> Exercise objective: Reproduce every record below exactly as it appears.

##### Data records #####

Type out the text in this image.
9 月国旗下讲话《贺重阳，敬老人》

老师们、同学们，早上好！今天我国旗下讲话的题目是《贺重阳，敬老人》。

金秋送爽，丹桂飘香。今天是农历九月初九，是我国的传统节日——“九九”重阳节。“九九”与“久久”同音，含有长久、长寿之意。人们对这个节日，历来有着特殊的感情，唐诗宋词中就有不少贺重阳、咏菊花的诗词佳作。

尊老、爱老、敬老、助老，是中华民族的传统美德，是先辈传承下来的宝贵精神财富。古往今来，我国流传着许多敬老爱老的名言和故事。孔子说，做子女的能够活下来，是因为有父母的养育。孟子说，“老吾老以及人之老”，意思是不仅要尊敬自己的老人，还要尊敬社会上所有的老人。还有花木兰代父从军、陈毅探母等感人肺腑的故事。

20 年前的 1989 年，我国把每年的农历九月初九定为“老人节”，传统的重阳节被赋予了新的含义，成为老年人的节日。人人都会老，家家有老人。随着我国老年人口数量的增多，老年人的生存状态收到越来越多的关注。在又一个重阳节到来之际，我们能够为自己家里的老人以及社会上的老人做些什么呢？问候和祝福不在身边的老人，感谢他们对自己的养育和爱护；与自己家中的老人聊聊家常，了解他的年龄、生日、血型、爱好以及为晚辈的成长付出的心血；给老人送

#####

> Task response:
Type out the text in this image.
9 月国旗下讲话《贺重阳，敬老人》

老师们、同学们，早上好！今天我国旗下讲话的题目是《贺重阳，敬老人》。

金秋送爽，丹桂飘香。今天是农历九月初九，是我国的传统节日——“九九”重阳节。“九九”与“久久”同音，含有长久、长寿之意。人们对这个节日，历来有着特殊的感情，唐诗宋词中就有不少贺重阳、咏菊花的诗词佳作。

尊老、爱老、敬老、助老，是中华民族的传统美德，是先辈传承下来的宝贵精神财富。古往今来，我国流传着许多敬老爱老的名言和故事。孔子说，做子女的能够活下来，是因为有父母的养育。孟子说，“老吾老以及人之老”，意思是不仅要尊敬自己的老人，还要尊敬社会上所有的老人。还有花木兰代父从军、陈毅探母等感人肺腑的故事。

20 年前的 1989 年，我国把每年的农历九月初九定为“老人节”，传统的重阳节被赋予了新的含义，成为老年人的节日。人人都会老，家家有老人。随着我国老年人口数量的增多，老年人的生存状态收到越来越多的关注。在又一个重阳节到来之际，我们能够为自己家里的老人以及社会上的老人做些什么呢？问候和祝福不在身边的老人，感谢他们对自己的养育和爱护；与自己家中的老人聊聊家常，了解他的年龄、生日、血型、爱好以及为晚辈的成长付出的心血；给老人送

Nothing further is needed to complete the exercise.